#### WHAT YOU ARE ASKED TO DO:
Return all the entries exactly, keeping pictures out.

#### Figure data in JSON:
---

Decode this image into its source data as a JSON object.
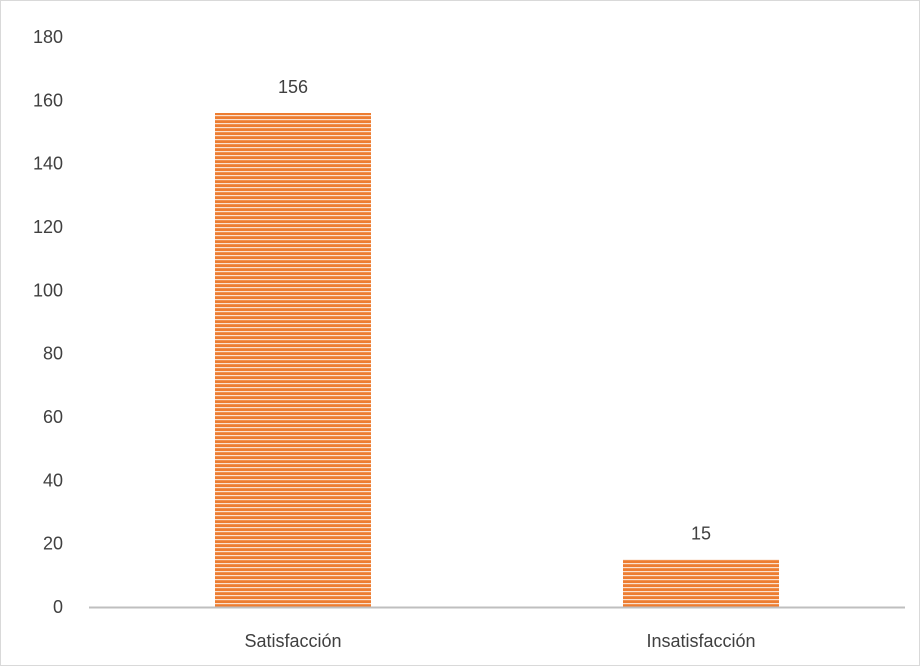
{
  "chart_data": {
    "type": "bar",
    "categories": [
      "Satisfacción",
      "Insatisfacción"
    ],
    "values": [
      156,
      15
    ],
    "data_labels": [
      "156",
      "15"
    ],
    "title": "",
    "xlabel": "",
    "ylabel": "",
    "ylim": [
      0,
      180
    ],
    "yticks": [
      "0",
      "20",
      "40",
      "60",
      "80",
      "100",
      "120",
      "140",
      "160",
      "180"
    ],
    "grid": false,
    "legend": "none",
    "bar_color": "#ed7d31",
    "stripe_color": "#fbe1cf",
    "axis_color": "#bfbfbf"
  }
}
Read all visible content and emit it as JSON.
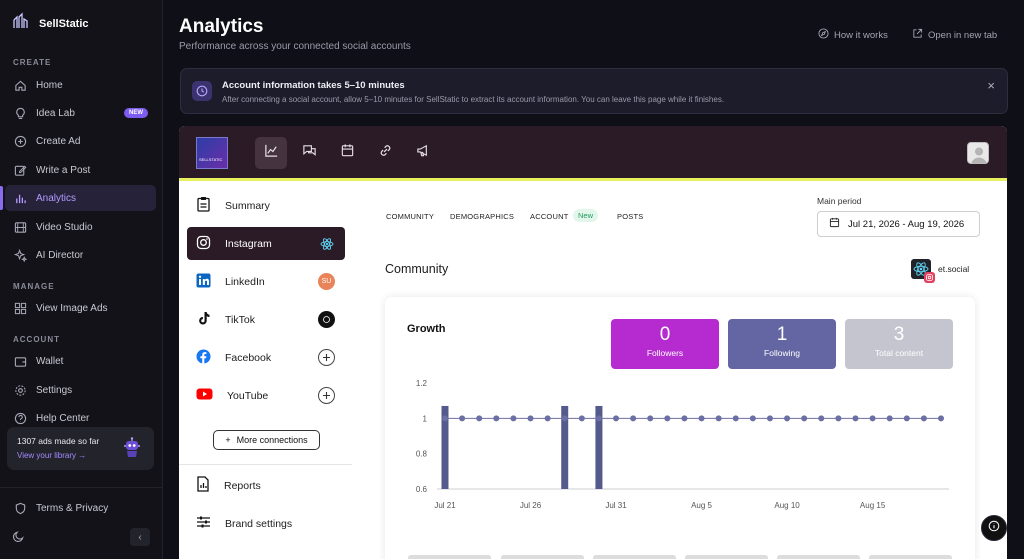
{
  "app": {
    "name": "SellStatic"
  },
  "sidebar": {
    "sections": {
      "create": "CREATE",
      "manage": "MANAGE",
      "account": "ACCOUNT"
    },
    "items": [
      {
        "label": "Home",
        "icon": "home-icon"
      },
      {
        "label": "Idea Lab",
        "icon": "lightbulb-icon",
        "badge": "NEW"
      },
      {
        "label": "Create Ad",
        "icon": "plus-circle-icon"
      },
      {
        "label": "Write a Post",
        "icon": "edit-icon"
      },
      {
        "label": "Analytics",
        "icon": "bar-chart-icon",
        "active": true
      },
      {
        "label": "Video Studio",
        "icon": "film-icon"
      },
      {
        "label": "AI Director",
        "icon": "sparkle-icon"
      },
      {
        "label": "View Image Ads",
        "icon": "grid-icon"
      },
      {
        "label": "Wallet",
        "icon": "wallet-icon"
      },
      {
        "label": "Settings",
        "icon": "gear-icon"
      },
      {
        "label": "Help Center",
        "icon": "help-icon"
      },
      {
        "label": "Terms & Privacy",
        "icon": "shield-icon"
      }
    ],
    "ads_card": {
      "title": "1307 ads made so far",
      "link": "View your library →"
    }
  },
  "header": {
    "title": "Analytics",
    "subtitle": "Performance across your connected social accounts",
    "how_it_works": "How it works",
    "open_new_tab": "Open in new tab"
  },
  "alert": {
    "title": "Account information takes 5–10 minutes",
    "text": "After connecting a social account, allow 5–10 minutes for SellStatic to extract its account information. You can leave this page while it finishes."
  },
  "panel": {
    "logo_text": "SELLSTATIC",
    "platforms": [
      {
        "label": "Summary"
      },
      {
        "label": "Instagram"
      },
      {
        "label": "LinkedIn",
        "badge": "SU"
      },
      {
        "label": "TikTok"
      },
      {
        "label": "Facebook"
      },
      {
        "label": "YouTube"
      }
    ],
    "more_connections": "More connections",
    "reports": "Reports",
    "brand_settings": "Brand settings",
    "tabs": [
      "COMMUNITY",
      "DEMOGRAPHICS",
      "ACCOUNT",
      "POSTS"
    ],
    "tab_new_badge": "New",
    "main_period_label": "Main period",
    "main_period_value": "Jul 21, 2026 - Aug 19, 2026",
    "section_title": "Community",
    "account_name": "et.social",
    "growth_title": "Growth",
    "stats": [
      {
        "value": "0",
        "label": "Followers",
        "color": "#b52bcf"
      },
      {
        "value": "1",
        "label": "Following",
        "color": "#6466a3"
      },
      {
        "value": "3",
        "label": "Total content",
        "color": "#c5c5cf"
      }
    ]
  },
  "chart_data": {
    "type": "bar",
    "y_ticks": [
      "1.2",
      "1",
      "0.8",
      "0.6"
    ],
    "ylim": [
      0.6,
      1.2
    ],
    "x_ticks": [
      "Jul 21",
      "Jul 26",
      "Jul 31",
      "Aug 5",
      "Aug 10",
      "Aug 15"
    ],
    "x": [
      "Jul 21",
      "Jul 22",
      "Jul 23",
      "Jul 24",
      "Jul 25",
      "Jul 26",
      "Jul 27",
      "Jul 28",
      "Jul 29",
      "Jul 30",
      "Jul 31",
      "Aug 1",
      "Aug 2",
      "Aug 3",
      "Aug 4",
      "Aug 5",
      "Aug 6",
      "Aug 7",
      "Aug 8",
      "Aug 9",
      "Aug 10",
      "Aug 11",
      "Aug 12",
      "Aug 13",
      "Aug 14",
      "Aug 15",
      "Aug 16",
      "Aug 17",
      "Aug 18",
      "Aug 19"
    ],
    "series": [
      {
        "type": "bar",
        "values": [
          1.07,
          0,
          0,
          0,
          0,
          0,
          0,
          1.07,
          0,
          1.07,
          0,
          0,
          0,
          0,
          0,
          0,
          0,
          0,
          0,
          0,
          0,
          0,
          0,
          0,
          0,
          0,
          0,
          0,
          0,
          0
        ],
        "color": "#555a8c"
      },
      {
        "type": "line",
        "values": [
          1,
          1,
          1,
          1,
          1,
          1,
          1,
          1,
          1,
          1,
          1,
          1,
          1,
          1,
          1,
          1,
          1,
          1,
          1,
          1,
          1,
          1,
          1,
          1,
          1,
          1,
          1,
          1,
          1,
          1
        ],
        "color": "#6b6fa3"
      }
    ]
  }
}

---

#### TASK RESPONSE:
Decode this image into its source data as a JSON object.
{
  "chart_data": {
    "type": "bar",
    "categories": [
      "Satisfacción",
      "Insatisfacción"
    ],
    "values": [
      156,
      15
    ],
    "data_labels": [
      "156",
      "15"
    ],
    "title": "",
    "xlabel": "",
    "ylabel": "",
    "ylim": [
      0,
      180
    ],
    "yticks": [
      "0",
      "20",
      "40",
      "60",
      "80",
      "100",
      "120",
      "140",
      "160",
      "180"
    ],
    "grid": false,
    "legend": "none",
    "bar_color": "#ed7d31",
    "stripe_color": "#fbe1cf",
    "axis_color": "#bfbfbf"
  }
}
Read all visible content and emit it as JSON.
{
  "app": {
    "name": "SellStatic"
  },
  "sidebar": {
    "sections": {
      "create": "CREATE",
      "manage": "MANAGE",
      "account": "ACCOUNT"
    },
    "items": [
      {
        "label": "Home",
        "icon": "home-icon"
      },
      {
        "label": "Idea Lab",
        "icon": "lightbulb-icon",
        "badge": "NEW"
      },
      {
        "label": "Create Ad",
        "icon": "plus-circle-icon"
      },
      {
        "label": "Write a Post",
        "icon": "edit-icon"
      },
      {
        "label": "Analytics",
        "icon": "bar-chart-icon",
        "active": true
      },
      {
        "label": "Video Studio",
        "icon": "film-icon"
      },
      {
        "label": "AI Director",
        "icon": "sparkle-icon"
      },
      {
        "label": "View Image Ads",
        "icon": "grid-icon"
      },
      {
        "label": "Wallet",
        "icon": "wallet-icon"
      },
      {
        "label": "Settings",
        "icon": "gear-icon"
      },
      {
        "label": "Help Center",
        "icon": "help-icon"
      },
      {
        "label": "Terms & Privacy",
        "icon": "shield-icon"
      }
    ],
    "ads_card": {
      "title": "1307 ads made so far",
      "link": "View your library →"
    }
  },
  "header": {
    "title": "Analytics",
    "subtitle": "Performance across your connected social accounts",
    "how_it_works": "How it works",
    "open_new_tab": "Open in new tab"
  },
  "alert": {
    "title": "Account information takes 5–10 minutes",
    "text": "After connecting a social account, allow 5–10 minutes for SellStatic to extract its account information. You can leave this page while it finishes."
  },
  "panel": {
    "logo_text": "SELLSTATIC",
    "platforms": [
      {
        "label": "Summary"
      },
      {
        "label": "Instagram"
      },
      {
        "label": "LinkedIn",
        "badge": "SU"
      },
      {
        "label": "TikTok"
      },
      {
        "label": "Facebook"
      },
      {
        "label": "YouTube"
      }
    ],
    "more_connections": "More connections",
    "reports": "Reports",
    "brand_settings": "Brand settings",
    "tabs": [
      "COMMUNITY",
      "DEMOGRAPHICS",
      "ACCOUNT",
      "POSTS"
    ],
    "tab_new_badge": "New",
    "main_period_label": "Main period",
    "main_period_value": "Jul 21, 2026 - Aug 19, 2026",
    "section_title": "Community",
    "account_name": "et.social",
    "growth_title": "Growth",
    "stats": [
      {
        "value": "0",
        "label": "Followers",
        "color": "#b52bcf"
      },
      {
        "value": "1",
        "label": "Following",
        "color": "#6466a3"
      },
      {
        "value": "3",
        "label": "Total content",
        "color": "#c5c5cf"
      }
    ]
  },
  "chart_data": {
    "type": "bar",
    "y_ticks": [
      "1.2",
      "1",
      "0.8",
      "0.6"
    ],
    "ylim": [
      0.6,
      1.2
    ],
    "x_ticks": [
      "Jul 21",
      "Jul 26",
      "Jul 31",
      "Aug 5",
      "Aug 10",
      "Aug 15"
    ],
    "x": [
      "Jul 21",
      "Jul 22",
      "Jul 23",
      "Jul 24",
      "Jul 25",
      "Jul 26",
      "Jul 27",
      "Jul 28",
      "Jul 29",
      "Jul 30",
      "Jul 31",
      "Aug 1",
      "Aug 2",
      "Aug 3",
      "Aug 4",
      "Aug 5",
      "Aug 6",
      "Aug 7",
      "Aug 8",
      "Aug 9",
      "Aug 10",
      "Aug 11",
      "Aug 12",
      "Aug 13",
      "Aug 14",
      "Aug 15",
      "Aug 16",
      "Aug 17",
      "Aug 18",
      "Aug 19"
    ],
    "series": [
      {
        "type": "bar",
        "values": [
          1.07,
          0,
          0,
          0,
          0,
          0,
          0,
          1.07,
          0,
          1.07,
          0,
          0,
          0,
          0,
          0,
          0,
          0,
          0,
          0,
          0,
          0,
          0,
          0,
          0,
          0,
          0,
          0,
          0,
          0,
          0
        ],
        "color": "#555a8c"
      },
      {
        "type": "line",
        "values": [
          1,
          1,
          1,
          1,
          1,
          1,
          1,
          1,
          1,
          1,
          1,
          1,
          1,
          1,
          1,
          1,
          1,
          1,
          1,
          1,
          1,
          1,
          1,
          1,
          1,
          1,
          1,
          1,
          1,
          1
        ],
        "color": "#6b6fa3"
      }
    ]
  }
}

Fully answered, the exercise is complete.